§ WHAT IS ASKED:
For the entries below, how many lines include the word "after"? Give the figure and nothing more.

Data entries
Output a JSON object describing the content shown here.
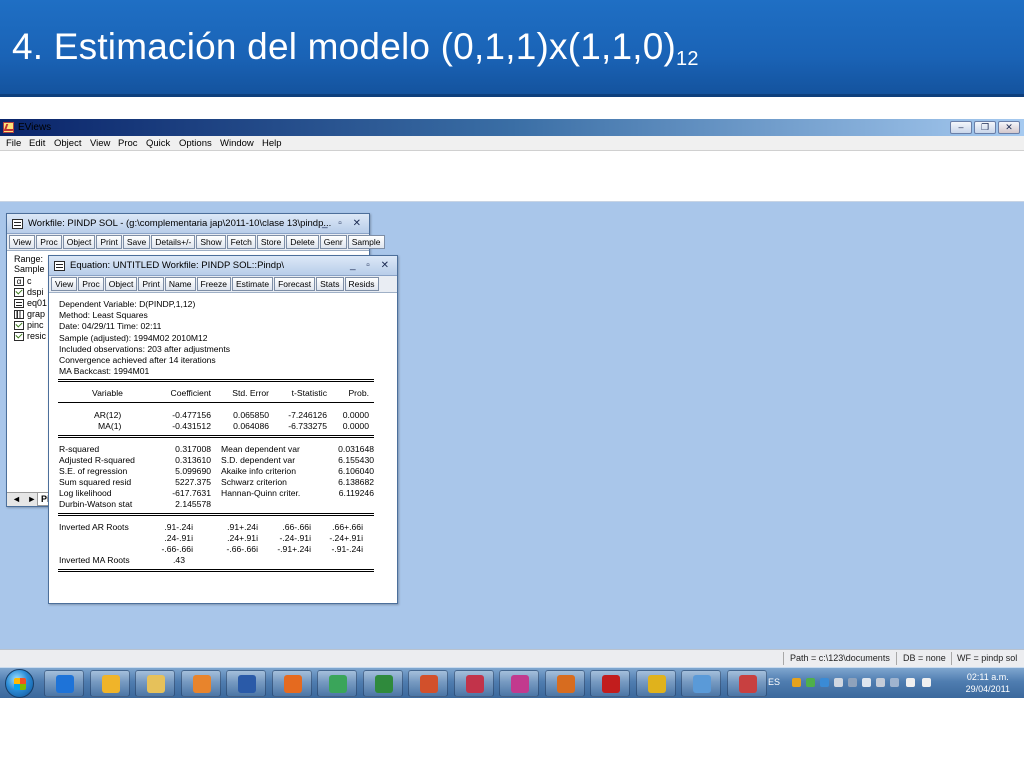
{
  "slide": {
    "title": "4. Estimación del modelo  (0,1,1)x(1,1,0)",
    "title_subscript": "12"
  },
  "app": {
    "name": "EViews",
    "menu": [
      "File",
      "Edit",
      "Object",
      "View",
      "Proc",
      "Quick",
      "Options",
      "Window",
      "Help"
    ],
    "status": {
      "path": "Path = c:\\123\\documents",
      "db": "DB = none",
      "wf": "WF = pindp sol"
    }
  },
  "workfile": {
    "title": "Workfile: PINDP SOL - (g:\\complementaria jap\\2011-10\\clase 13\\pindp...",
    "toolbar": [
      "View",
      "Proc",
      "Object",
      "Print",
      "Save",
      "Details+/-",
      "Show",
      "Fetch",
      "Store",
      "Delete",
      "Genr",
      "Sample"
    ],
    "range_label": "Range:",
    "sample_label": "Sample",
    "objects": [
      {
        "name": "c",
        "icon": "alpha-icon"
      },
      {
        "name": "dspi",
        "icon": "series-icon"
      },
      {
        "name": "eq01",
        "icon": "equation-icon"
      },
      {
        "name": "grap",
        "icon": "graph-icon"
      },
      {
        "name": "pinc",
        "icon": "series-icon"
      },
      {
        "name": "resic",
        "icon": "series-icon"
      }
    ],
    "tab_label": "Pin",
    "tab_arrows": "◄ ►"
  },
  "equation": {
    "title": "Equation: UNTITLED   Workfile: PINDP SOL::Pindp\\",
    "toolbar": [
      "View",
      "Proc",
      "Object",
      "Print",
      "Name",
      "Freeze",
      "Estimate",
      "Forecast",
      "Stats",
      "Resids"
    ],
    "header_lines": [
      "Dependent Variable: D(PINDP,1,12)",
      "Method: Least Squares",
      "Date: 04/29/11   Time: 02:11",
      "Sample (adjusted): 1994M02 2010M12",
      "Included observations: 203 after adjustments",
      "Convergence achieved after 14 iterations",
      "MA Backcast: 1994M01"
    ],
    "coef_headers": [
      "Variable",
      "Coefficient",
      "Std. Error",
      "t-Statistic",
      "Prob."
    ],
    "coef_rows": [
      [
        "AR(12)",
        "-0.477156",
        "0.065850",
        "-7.246126",
        "0.0000"
      ],
      [
        "MA(1)",
        "-0.431512",
        "0.064086",
        "-6.733275",
        "0.0000"
      ]
    ],
    "stats_rows": [
      [
        "R-squared",
        "0.317008",
        "Mean dependent var",
        "0.031648"
      ],
      [
        "Adjusted R-squared",
        "0.313610",
        "S.D. dependent var",
        "6.155430"
      ],
      [
        "S.E. of regression",
        "5.099690",
        "Akaike info criterion",
        "6.106040"
      ],
      [
        "Sum squared resid",
        "5227.375",
        "Schwarz criterion",
        "6.138682"
      ],
      [
        "Log likelihood",
        "-617.7631",
        "Hannan-Quinn criter.",
        "6.119246"
      ],
      [
        "Durbin-Watson stat",
        "2.145578",
        "",
        ""
      ]
    ],
    "roots": {
      "ar_label": "Inverted AR Roots",
      "ar_rows": [
        [
          ".91-.24i",
          ".91+.24i",
          ".66-.66i",
          ".66+.66i"
        ],
        [
          ".24-.91i",
          ".24+.91i",
          "-.24-.91i",
          "-.24+.91i"
        ],
        [
          "-.66-.66i",
          "-.66-.66i",
          "-.91+.24i",
          "-.91-.24i"
        ]
      ],
      "ma_label": "Inverted MA Roots",
      "ma_value": ".43"
    }
  },
  "taskbar": {
    "language": "ES",
    "time": "02:11 a.m.",
    "date": "29/04/2011",
    "apps": [
      {
        "name": "internet-explorer-icon",
        "color": "#1e73d8"
      },
      {
        "name": "outlook-icon",
        "color": "#f0b429"
      },
      {
        "name": "explorer-icon",
        "color": "#e6c15a"
      },
      {
        "name": "media-player-icon",
        "color": "#e8842c"
      },
      {
        "name": "word-icon",
        "color": "#2a5aa8"
      },
      {
        "name": "firefox-icon",
        "color": "#e56a1f"
      },
      {
        "name": "chrome-icon",
        "color": "#3aa55a"
      },
      {
        "name": "excel-icon",
        "color": "#2f8a3c"
      },
      {
        "name": "powerpoint-icon",
        "color": "#d2502b"
      },
      {
        "name": "calculator-icon",
        "color": "#c2334a"
      },
      {
        "name": "flower-app-icon",
        "color": "#c23a8e"
      },
      {
        "name": "matlab-icon",
        "color": "#d76c1f"
      },
      {
        "name": "acrobat-icon",
        "color": "#c21d1d"
      },
      {
        "name": "eye-app-icon",
        "color": "#e0b21c"
      },
      {
        "name": "paint-icon",
        "color": "#5a9ad8"
      },
      {
        "name": "eviews-taskbar-icon",
        "color": "#c84040"
      }
    ]
  }
}
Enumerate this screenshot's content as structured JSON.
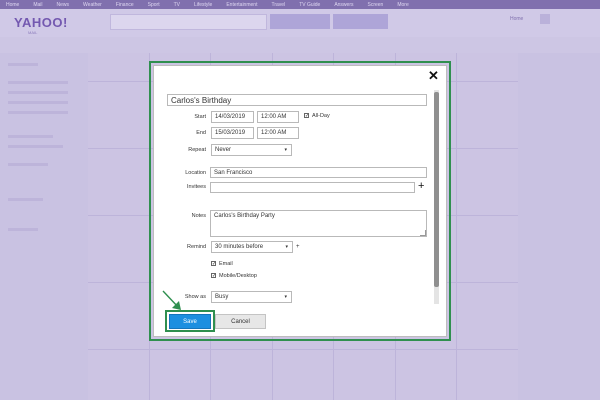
{
  "topbar": {
    "items": [
      "Home",
      "Mail",
      "News",
      "Weather",
      "Finance",
      "Sport",
      "TV",
      "Lifestyle",
      "Entertainment",
      "Travel",
      "TV Guide",
      "Answers",
      "Screen",
      "More"
    ]
  },
  "header": {
    "logo": "YAHOO!",
    "logo_sub": "MAIL",
    "right_home": "Home"
  },
  "dialog": {
    "title_value": "Carlos's Birthday",
    "start_label": "Start",
    "start_date": "14/03/2019",
    "start_time": "12:00 AM",
    "allday_label": "All-Day",
    "end_label": "End",
    "end_date": "15/03/2019",
    "end_time": "12:00 AM",
    "repeat_label": "Repeat",
    "repeat_value": "Never",
    "location_label": "Location",
    "location_value": "San Francisco",
    "invitees_label": "Invitees",
    "invitees_value": "",
    "notes_label": "Notes",
    "notes_value": "Carlos's Birthday Party",
    "remind_label": "Remind",
    "remind_value": "30 minutes before",
    "email_label": "Email",
    "mobile_label": "Mobile/Desktop",
    "showas_label": "Show as",
    "showas_value": "Busy",
    "save_label": "Save",
    "cancel_label": "Cancel",
    "close_glyph": "✕",
    "plus_glyph": "+",
    "check_glyph": "✓",
    "arrow_glyph": "▾"
  },
  "colors": {
    "accent": "#1d8fe0",
    "highlight": "#2f8f4f",
    "brand": "#6b5a9e"
  },
  "icons": {
    "close": "close-icon",
    "add_invitee": "plus-icon",
    "add_reminder": "plus-icon",
    "dropdown": "chevron-down-icon",
    "pointer": "arrow-icon"
  }
}
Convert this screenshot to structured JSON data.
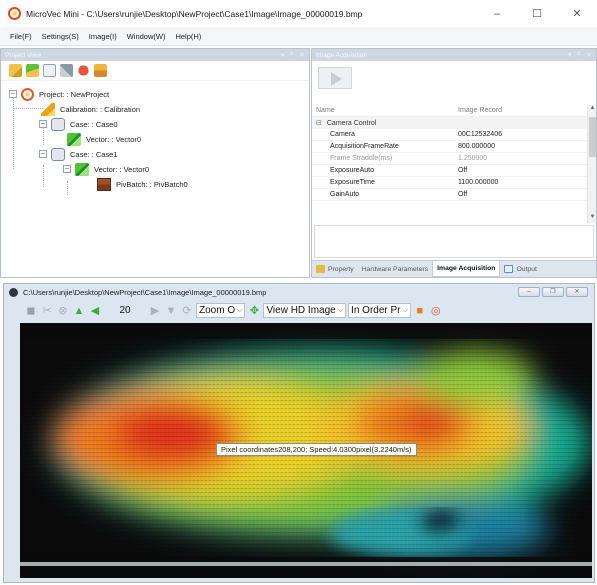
{
  "window": {
    "title": "MicroVec Mini - C:\\Users\\runjie\\Desktop\\NewProject\\Case1\\Image\\Image_00000019.bmp",
    "controls": [
      "–",
      "☐",
      "✕"
    ]
  },
  "menu": [
    "File(F)",
    "Settings(S)",
    "Image(I)",
    "Window(W)",
    "Help(H)"
  ],
  "project_view": {
    "title": "Project View",
    "toolbar_icons": [
      "open-folder-icon",
      "new-item-icon",
      "save-icon",
      "tools-icon",
      "delete-icon",
      "paste-icon"
    ],
    "tree": [
      {
        "label": "Project: : NewProject",
        "icon": "project-icon",
        "expander": "–"
      },
      {
        "label": "Calibration: : Calibration",
        "icon": "calibration-icon"
      },
      {
        "label": "Case: : Case0",
        "icon": "case-icon",
        "expander": "–"
      },
      {
        "label": "Vector: : Vector0",
        "icon": "vector-icon"
      },
      {
        "label": "Case: : Case1",
        "icon": "case-icon",
        "expander": "–"
      },
      {
        "label": "Vector: : Vector0",
        "icon": "vector-icon",
        "expander": "–"
      },
      {
        "label": "PivBatch: : PivBatch0",
        "icon": "pivbatch-icon"
      }
    ]
  },
  "image_acquisition": {
    "title": "Image Acquisition",
    "grid_header": {
      "name": "Name",
      "value": "Image Record"
    },
    "category": "Camera Control",
    "properties": [
      {
        "name": "Camera",
        "value": "00C12532406"
      },
      {
        "name": "AcquisitionFrameRate",
        "value": "800.000000"
      },
      {
        "name": "Frame Straddle(ms)",
        "value": "1.250000"
      },
      {
        "name": "ExposureAuto",
        "value": "Off"
      },
      {
        "name": "ExposureTime",
        "value": "1100.000000"
      },
      {
        "name": "GainAuto",
        "value": "Off"
      }
    ],
    "tabs": [
      "Property",
      "Hardware Parameters",
      "Image Acquisition",
      "Output"
    ],
    "active_tab": "Image Acquisition"
  },
  "image_window": {
    "title": "C:\\Users\\runjie\\Desktop\\NewProject\\Case1\\Image\\Image_00000019.bmp",
    "frame_number": "20",
    "zoom_combo": "Zoom O",
    "view_combo": "View HD Image",
    "order_combo": "In Order Pr",
    "tooltip": "Pixel coordinates208,200; Speed:4.0300pixel(3.2240m/s)"
  },
  "colors": {
    "panel_header": "#cdd7e2",
    "tab_strip": "#dfe5ec",
    "image_window_bg": "#dce6f1",
    "velocity_high": "#e0321a",
    "velocity_mid": "#f2d21c",
    "velocity_low": "#19b38a"
  }
}
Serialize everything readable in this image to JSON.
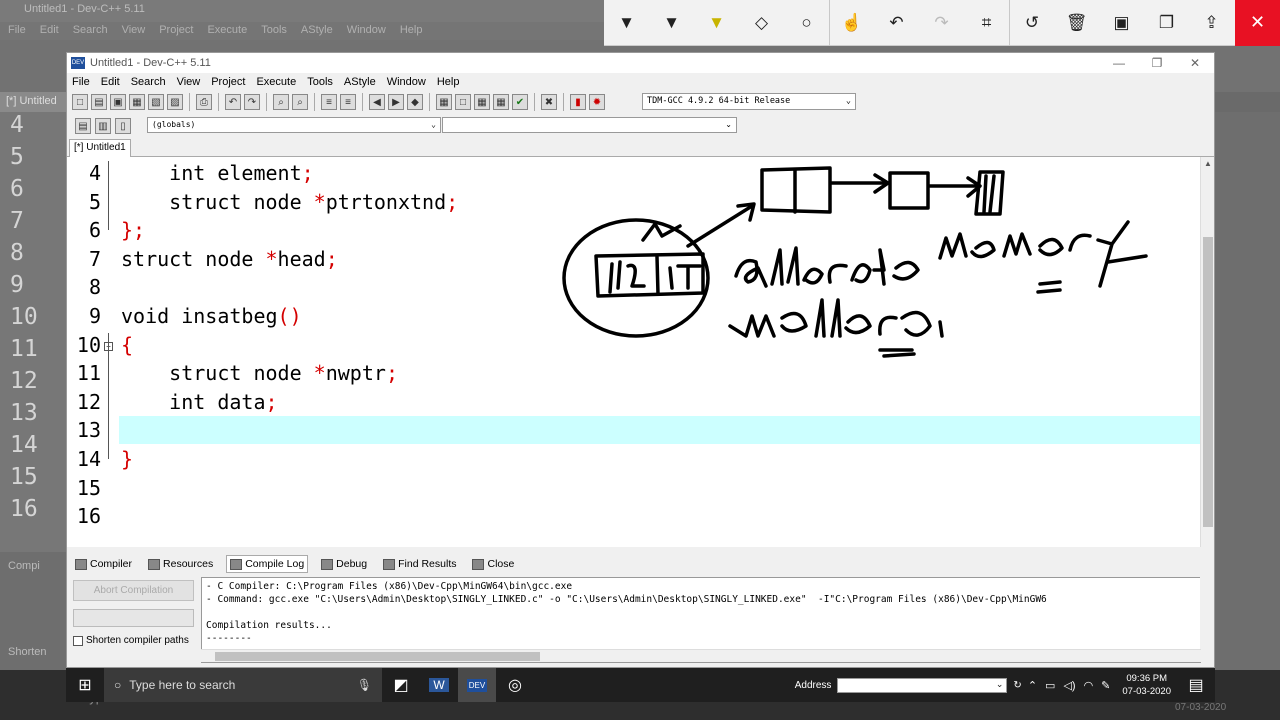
{
  "background": {
    "title": "Untitled1 - Dev-C++ 5.11",
    "menu": [
      "File",
      "Edit",
      "Search",
      "View",
      "Project",
      "Execute",
      "Tools",
      "AStyle",
      "Window",
      "Help"
    ],
    "tab": "[*] Untitled",
    "gutter": [
      "4",
      "5",
      "6",
      "7",
      "8",
      "9",
      "10",
      "11",
      "12",
      "13",
      "14",
      "15",
      "16"
    ],
    "bottom_labels": [
      "Compi",
      "Shorten"
    ],
    "taskbar_search": "Type here to search",
    "taskbar_address": "Address",
    "taskbar_date": "07-03-2020"
  },
  "annotation_toolbar": {
    "icons": [
      "pen-icon",
      "pen-icon",
      "highlighter-icon",
      "eraser-icon",
      "shape-icon",
      "touch-icon",
      "undo-icon",
      "redo-icon",
      "crop-icon",
      "history-icon",
      "delete-icon",
      "save-icon",
      "copy-icon",
      "share-icon"
    ],
    "close": "✕"
  },
  "window": {
    "title": "Untitled1 - Dev-C++ 5.11",
    "logo": "DEV",
    "menu": [
      "File",
      "Edit",
      "Search",
      "View",
      "Project",
      "Execute",
      "Tools",
      "AStyle",
      "Window",
      "Help"
    ],
    "compiler": "TDM-GCC 4.9.2 64-bit Release",
    "globals": "(globals)",
    "tab": "[*] Untitled1"
  },
  "editor": {
    "lines": [
      {
        "n": "4",
        "indent": "    ",
        "parts": [
          [
            "int element",
            ""
          ],
          [
            ";",
            "red"
          ]
        ]
      },
      {
        "n": "5",
        "indent": "    ",
        "parts": [
          [
            "struct node ",
            ""
          ],
          [
            "*",
            "red"
          ],
          [
            "ptrtonxtnd",
            ""
          ],
          [
            ";",
            "red"
          ]
        ]
      },
      {
        "n": "6",
        "indent": "",
        "parts": [
          [
            "};",
            "red"
          ]
        ]
      },
      {
        "n": "7",
        "indent": "",
        "parts": [
          [
            "struct node ",
            ""
          ],
          [
            "*",
            "red"
          ],
          [
            "head",
            ""
          ],
          [
            ";",
            "red"
          ]
        ]
      },
      {
        "n": "8",
        "indent": "",
        "parts": []
      },
      {
        "n": "9",
        "indent": "",
        "parts": [
          [
            "void insatbeg",
            ""
          ],
          [
            "()",
            "red"
          ]
        ]
      },
      {
        "n": "10",
        "indent": "",
        "parts": [
          [
            "{",
            "red"
          ]
        ]
      },
      {
        "n": "11",
        "indent": "    ",
        "parts": [
          [
            "struct node ",
            ""
          ],
          [
            "*",
            "red"
          ],
          [
            "nwptr",
            ""
          ],
          [
            ";",
            "red"
          ]
        ]
      },
      {
        "n": "12",
        "indent": "    ",
        "parts": [
          [
            "int data",
            ""
          ],
          [
            ";",
            "red"
          ]
        ]
      },
      {
        "n": "13",
        "indent": "",
        "parts": []
      },
      {
        "n": "14",
        "indent": "",
        "parts": [
          [
            "}",
            "red"
          ]
        ]
      },
      {
        "n": "15",
        "indent": "",
        "parts": []
      },
      {
        "n": "16",
        "indent": "",
        "parts": []
      }
    ],
    "highlighted_line": "13"
  },
  "bottom_panel": {
    "tabs": [
      "Compiler",
      "Resources",
      "Compile Log",
      "Debug",
      "Find Results",
      "Close"
    ],
    "active_tab": "Compile Log",
    "abort_button": "Abort Compilation",
    "shorten_label": "Shorten compiler paths",
    "log": [
      "- C Compiler: C:\\Program Files (x86)\\Dev-Cpp\\MinGW64\\bin\\gcc.exe",
      "- Command: gcc.exe \"C:\\Users\\Admin\\Desktop\\SINGLY_LINKED.c\" -o \"C:\\Users\\Admin\\Desktop\\SINGLY_LINKED.exe\"  -I\"C:\\Program Files (x86)\\Dev-Cpp\\MinGW6",
      "",
      "Compilation results...",
      "--------"
    ]
  },
  "taskbar": {
    "search_placeholder": "Type here to search",
    "address_label": "Address",
    "time": "09:36 PM",
    "date": "07-03-2020"
  },
  "colors": {
    "keyword_red": "#d40000",
    "current_line": "#ccffff",
    "close_red": "#e81123",
    "dev_logo_blue": "#1f4f9c"
  }
}
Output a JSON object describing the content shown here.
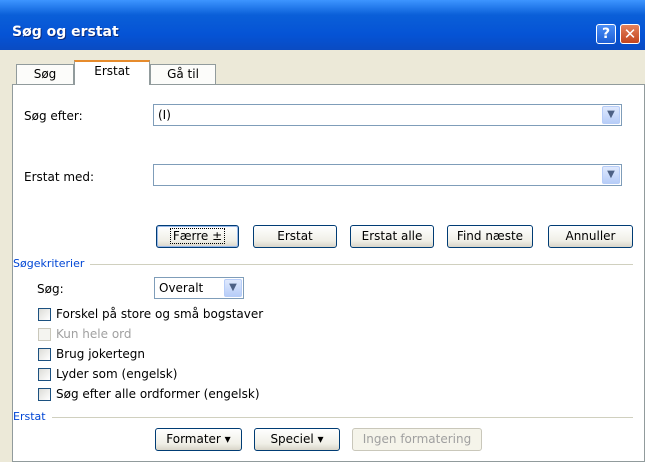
{
  "window": {
    "title": "Søg og erstat",
    "help_glyph": "?",
    "close_glyph": "✕"
  },
  "tabs": [
    "Søg",
    "Erstat",
    "Gå til"
  ],
  "find": {
    "label": "Søg efter:",
    "value": "(I)"
  },
  "replace": {
    "label": "Erstat med:",
    "value": ""
  },
  "buttons": {
    "less": "Færre ±",
    "replace": "Erstat",
    "replace_all": "Erstat alle",
    "find_next": "Find næste",
    "cancel": "Annuller"
  },
  "criteria": {
    "section_title": "Søgekriterier",
    "search_label": "Søg:",
    "search_value": "Overalt",
    "options": [
      {
        "label": "Forskel på store og små bogstaver",
        "checked": false,
        "enabled": true
      },
      {
        "label": "Kun hele ord",
        "checked": false,
        "enabled": false
      },
      {
        "label": "Brug jokertegn",
        "checked": false,
        "enabled": true
      },
      {
        "label": "Lyder som (engelsk)",
        "checked": false,
        "enabled": true
      },
      {
        "label": "Søg efter alle ordformer (engelsk)",
        "checked": false,
        "enabled": true
      }
    ]
  },
  "replace_section": {
    "title": "Erstat",
    "format": "Formater ▾",
    "special": "Speciel ▾",
    "no_format": "Ingen formatering"
  },
  "colors": {
    "titlebar": "#0553d5",
    "section_title": "#0046d5",
    "tab_accent": "#e68b2c"
  }
}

§ RESULT:
2